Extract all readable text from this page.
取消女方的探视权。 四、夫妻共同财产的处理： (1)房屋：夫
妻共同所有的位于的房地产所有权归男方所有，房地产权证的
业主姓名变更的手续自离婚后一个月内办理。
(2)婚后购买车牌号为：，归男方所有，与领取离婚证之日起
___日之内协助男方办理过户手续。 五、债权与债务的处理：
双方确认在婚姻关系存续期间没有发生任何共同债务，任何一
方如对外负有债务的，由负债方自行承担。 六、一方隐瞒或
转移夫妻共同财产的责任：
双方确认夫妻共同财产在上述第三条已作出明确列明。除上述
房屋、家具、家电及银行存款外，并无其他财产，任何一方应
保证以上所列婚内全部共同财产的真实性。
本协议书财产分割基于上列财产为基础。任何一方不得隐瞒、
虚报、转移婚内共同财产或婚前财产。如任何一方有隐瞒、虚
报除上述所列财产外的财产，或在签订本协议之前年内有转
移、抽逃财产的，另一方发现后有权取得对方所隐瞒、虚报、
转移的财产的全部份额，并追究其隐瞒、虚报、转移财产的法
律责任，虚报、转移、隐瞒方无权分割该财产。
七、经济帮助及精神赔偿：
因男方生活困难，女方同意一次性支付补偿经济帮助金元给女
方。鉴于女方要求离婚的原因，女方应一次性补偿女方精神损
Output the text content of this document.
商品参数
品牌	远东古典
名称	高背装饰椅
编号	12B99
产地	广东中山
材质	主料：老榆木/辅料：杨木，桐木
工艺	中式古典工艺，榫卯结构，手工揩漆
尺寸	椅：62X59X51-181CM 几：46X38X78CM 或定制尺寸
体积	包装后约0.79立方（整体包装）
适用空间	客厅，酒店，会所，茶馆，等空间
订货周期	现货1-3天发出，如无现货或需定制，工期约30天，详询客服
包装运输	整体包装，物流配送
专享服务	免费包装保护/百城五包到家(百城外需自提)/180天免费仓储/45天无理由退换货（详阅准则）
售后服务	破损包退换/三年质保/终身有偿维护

--*--

Goal
For each line of the entries that includes "text", show that line.

The output
Extract all readable text from this page.
Output the text content of this document.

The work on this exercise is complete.